Directions for this task:
All entries are to be quoted exactly; the images stay out of the copy.

-- Start Working data --

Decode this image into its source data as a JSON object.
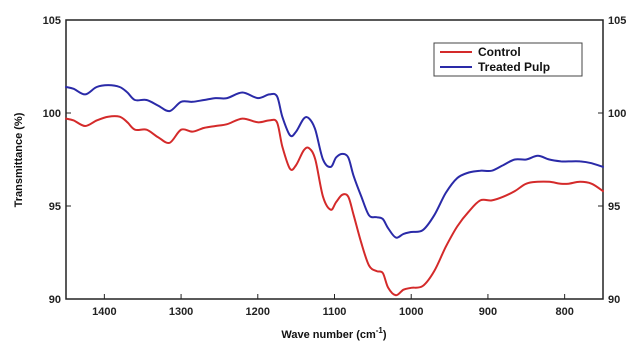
{
  "chart_data": {
    "type": "line",
    "xlabel": "Wave number (cm",
    "xlabel_sup": "-1",
    "xlabel_close": ")",
    "ylabel": "Transmittance (%)",
    "xlim": [
      1450,
      750
    ],
    "ylim": [
      90,
      105
    ],
    "x_ticks": [
      1400,
      1300,
      1200,
      1100,
      1000,
      900,
      800
    ],
    "y_ticks": [
      90,
      95,
      100,
      105
    ],
    "legend_position": "top-right",
    "grid": false,
    "series": [
      {
        "name": "Control",
        "color": "#d42a2a",
        "points": [
          [
            1450,
            99.7
          ],
          [
            1440,
            99.6
          ],
          [
            1425,
            99.3
          ],
          [
            1410,
            99.6
          ],
          [
            1395,
            99.8
          ],
          [
            1380,
            99.8
          ],
          [
            1370,
            99.5
          ],
          [
            1360,
            99.1
          ],
          [
            1345,
            99.1
          ],
          [
            1330,
            98.7
          ],
          [
            1315,
            98.4
          ],
          [
            1300,
            99.1
          ],
          [
            1285,
            99.0
          ],
          [
            1270,
            99.2
          ],
          [
            1255,
            99.3
          ],
          [
            1240,
            99.4
          ],
          [
            1220,
            99.7
          ],
          [
            1200,
            99.5
          ],
          [
            1185,
            99.6
          ],
          [
            1175,
            99.5
          ],
          [
            1168,
            98.2
          ],
          [
            1158,
            97.0
          ],
          [
            1150,
            97.2
          ],
          [
            1140,
            98.0
          ],
          [
            1133,
            98.1
          ],
          [
            1125,
            97.5
          ],
          [
            1115,
            95.5
          ],
          [
            1105,
            94.8
          ],
          [
            1098,
            95.2
          ],
          [
            1090,
            95.6
          ],
          [
            1082,
            95.5
          ],
          [
            1075,
            94.5
          ],
          [
            1065,
            93.0
          ],
          [
            1055,
            91.8
          ],
          [
            1045,
            91.5
          ],
          [
            1037,
            91.4
          ],
          [
            1030,
            90.6
          ],
          [
            1020,
            90.2
          ],
          [
            1010,
            90.5
          ],
          [
            1000,
            90.6
          ],
          [
            985,
            90.7
          ],
          [
            970,
            91.5
          ],
          [
            955,
            92.8
          ],
          [
            940,
            93.9
          ],
          [
            925,
            94.7
          ],
          [
            910,
            95.3
          ],
          [
            895,
            95.3
          ],
          [
            880,
            95.5
          ],
          [
            865,
            95.8
          ],
          [
            850,
            96.2
          ],
          [
            835,
            96.3
          ],
          [
            820,
            96.3
          ],
          [
            805,
            96.2
          ],
          [
            795,
            96.2
          ],
          [
            780,
            96.3
          ],
          [
            765,
            96.2
          ],
          [
            750,
            95.8
          ]
        ]
      },
      {
        "name": "Treated Pulp",
        "color": "#2a2aa8",
        "points": [
          [
            1450,
            101.4
          ],
          [
            1440,
            101.3
          ],
          [
            1425,
            101.0
          ],
          [
            1410,
            101.4
          ],
          [
            1395,
            101.5
          ],
          [
            1380,
            101.4
          ],
          [
            1370,
            101.1
          ],
          [
            1360,
            100.7
          ],
          [
            1345,
            100.7
          ],
          [
            1330,
            100.4
          ],
          [
            1315,
            100.1
          ],
          [
            1300,
            100.6
          ],
          [
            1285,
            100.6
          ],
          [
            1270,
            100.7
          ],
          [
            1255,
            100.8
          ],
          [
            1240,
            100.8
          ],
          [
            1220,
            101.1
          ],
          [
            1200,
            100.8
          ],
          [
            1185,
            101.0
          ],
          [
            1175,
            100.9
          ],
          [
            1168,
            99.8
          ],
          [
            1158,
            98.8
          ],
          [
            1150,
            99.0
          ],
          [
            1140,
            99.7
          ],
          [
            1133,
            99.7
          ],
          [
            1125,
            99.1
          ],
          [
            1115,
            97.5
          ],
          [
            1105,
            97.1
          ],
          [
            1098,
            97.6
          ],
          [
            1090,
            97.8
          ],
          [
            1082,
            97.6
          ],
          [
            1075,
            96.6
          ],
          [
            1065,
            95.5
          ],
          [
            1055,
            94.5
          ],
          [
            1045,
            94.4
          ],
          [
            1037,
            94.3
          ],
          [
            1030,
            93.8
          ],
          [
            1020,
            93.3
          ],
          [
            1010,
            93.5
          ],
          [
            1000,
            93.6
          ],
          [
            985,
            93.7
          ],
          [
            970,
            94.5
          ],
          [
            955,
            95.7
          ],
          [
            940,
            96.5
          ],
          [
            925,
            96.8
          ],
          [
            910,
            96.9
          ],
          [
            895,
            96.9
          ],
          [
            880,
            97.2
          ],
          [
            865,
            97.5
          ],
          [
            850,
            97.5
          ],
          [
            835,
            97.7
          ],
          [
            820,
            97.5
          ],
          [
            805,
            97.4
          ],
          [
            795,
            97.4
          ],
          [
            780,
            97.4
          ],
          [
            765,
            97.3
          ],
          [
            750,
            97.1
          ]
        ]
      }
    ]
  }
}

-- End Working data --

Full output:
Decode this image into its source data as a JSON object.
{
  "chart_data": {
    "type": "line",
    "xlabel": "Wave number (cm",
    "xlabel_sup": "-1",
    "xlabel_close": ")",
    "ylabel": "Transmittance (%)",
    "xlim": [
      1450,
      750
    ],
    "ylim": [
      90,
      105
    ],
    "x_ticks": [
      1400,
      1300,
      1200,
      1100,
      1000,
      900,
      800
    ],
    "y_ticks": [
      90,
      95,
      100,
      105
    ],
    "legend_position": "top-right",
    "grid": false,
    "series": [
      {
        "name": "Control",
        "color": "#d42a2a",
        "points": [
          [
            1450,
            99.7
          ],
          [
            1440,
            99.6
          ],
          [
            1425,
            99.3
          ],
          [
            1410,
            99.6
          ],
          [
            1395,
            99.8
          ],
          [
            1380,
            99.8
          ],
          [
            1370,
            99.5
          ],
          [
            1360,
            99.1
          ],
          [
            1345,
            99.1
          ],
          [
            1330,
            98.7
          ],
          [
            1315,
            98.4
          ],
          [
            1300,
            99.1
          ],
          [
            1285,
            99.0
          ],
          [
            1270,
            99.2
          ],
          [
            1255,
            99.3
          ],
          [
            1240,
            99.4
          ],
          [
            1220,
            99.7
          ],
          [
            1200,
            99.5
          ],
          [
            1185,
            99.6
          ],
          [
            1175,
            99.5
          ],
          [
            1168,
            98.2
          ],
          [
            1158,
            97.0
          ],
          [
            1150,
            97.2
          ],
          [
            1140,
            98.0
          ],
          [
            1133,
            98.1
          ],
          [
            1125,
            97.5
          ],
          [
            1115,
            95.5
          ],
          [
            1105,
            94.8
          ],
          [
            1098,
            95.2
          ],
          [
            1090,
            95.6
          ],
          [
            1082,
            95.5
          ],
          [
            1075,
            94.5
          ],
          [
            1065,
            93.0
          ],
          [
            1055,
            91.8
          ],
          [
            1045,
            91.5
          ],
          [
            1037,
            91.4
          ],
          [
            1030,
            90.6
          ],
          [
            1020,
            90.2
          ],
          [
            1010,
            90.5
          ],
          [
            1000,
            90.6
          ],
          [
            985,
            90.7
          ],
          [
            970,
            91.5
          ],
          [
            955,
            92.8
          ],
          [
            940,
            93.9
          ],
          [
            925,
            94.7
          ],
          [
            910,
            95.3
          ],
          [
            895,
            95.3
          ],
          [
            880,
            95.5
          ],
          [
            865,
            95.8
          ],
          [
            850,
            96.2
          ],
          [
            835,
            96.3
          ],
          [
            820,
            96.3
          ],
          [
            805,
            96.2
          ],
          [
            795,
            96.2
          ],
          [
            780,
            96.3
          ],
          [
            765,
            96.2
          ],
          [
            750,
            95.8
          ]
        ]
      },
      {
        "name": "Treated Pulp",
        "color": "#2a2aa8",
        "points": [
          [
            1450,
            101.4
          ],
          [
            1440,
            101.3
          ],
          [
            1425,
            101.0
          ],
          [
            1410,
            101.4
          ],
          [
            1395,
            101.5
          ],
          [
            1380,
            101.4
          ],
          [
            1370,
            101.1
          ],
          [
            1360,
            100.7
          ],
          [
            1345,
            100.7
          ],
          [
            1330,
            100.4
          ],
          [
            1315,
            100.1
          ],
          [
            1300,
            100.6
          ],
          [
            1285,
            100.6
          ],
          [
            1270,
            100.7
          ],
          [
            1255,
            100.8
          ],
          [
            1240,
            100.8
          ],
          [
            1220,
            101.1
          ],
          [
            1200,
            100.8
          ],
          [
            1185,
            101.0
          ],
          [
            1175,
            100.9
          ],
          [
            1168,
            99.8
          ],
          [
            1158,
            98.8
          ],
          [
            1150,
            99.0
          ],
          [
            1140,
            99.7
          ],
          [
            1133,
            99.7
          ],
          [
            1125,
            99.1
          ],
          [
            1115,
            97.5
          ],
          [
            1105,
            97.1
          ],
          [
            1098,
            97.6
          ],
          [
            1090,
            97.8
          ],
          [
            1082,
            97.6
          ],
          [
            1075,
            96.6
          ],
          [
            1065,
            95.5
          ],
          [
            1055,
            94.5
          ],
          [
            1045,
            94.4
          ],
          [
            1037,
            94.3
          ],
          [
            1030,
            93.8
          ],
          [
            1020,
            93.3
          ],
          [
            1010,
            93.5
          ],
          [
            1000,
            93.6
          ],
          [
            985,
            93.7
          ],
          [
            970,
            94.5
          ],
          [
            955,
            95.7
          ],
          [
            940,
            96.5
          ],
          [
            925,
            96.8
          ],
          [
            910,
            96.9
          ],
          [
            895,
            96.9
          ],
          [
            880,
            97.2
          ],
          [
            865,
            97.5
          ],
          [
            850,
            97.5
          ],
          [
            835,
            97.7
          ],
          [
            820,
            97.5
          ],
          [
            805,
            97.4
          ],
          [
            795,
            97.4
          ],
          [
            780,
            97.4
          ],
          [
            765,
            97.3
          ],
          [
            750,
            97.1
          ]
        ]
      }
    ]
  }
}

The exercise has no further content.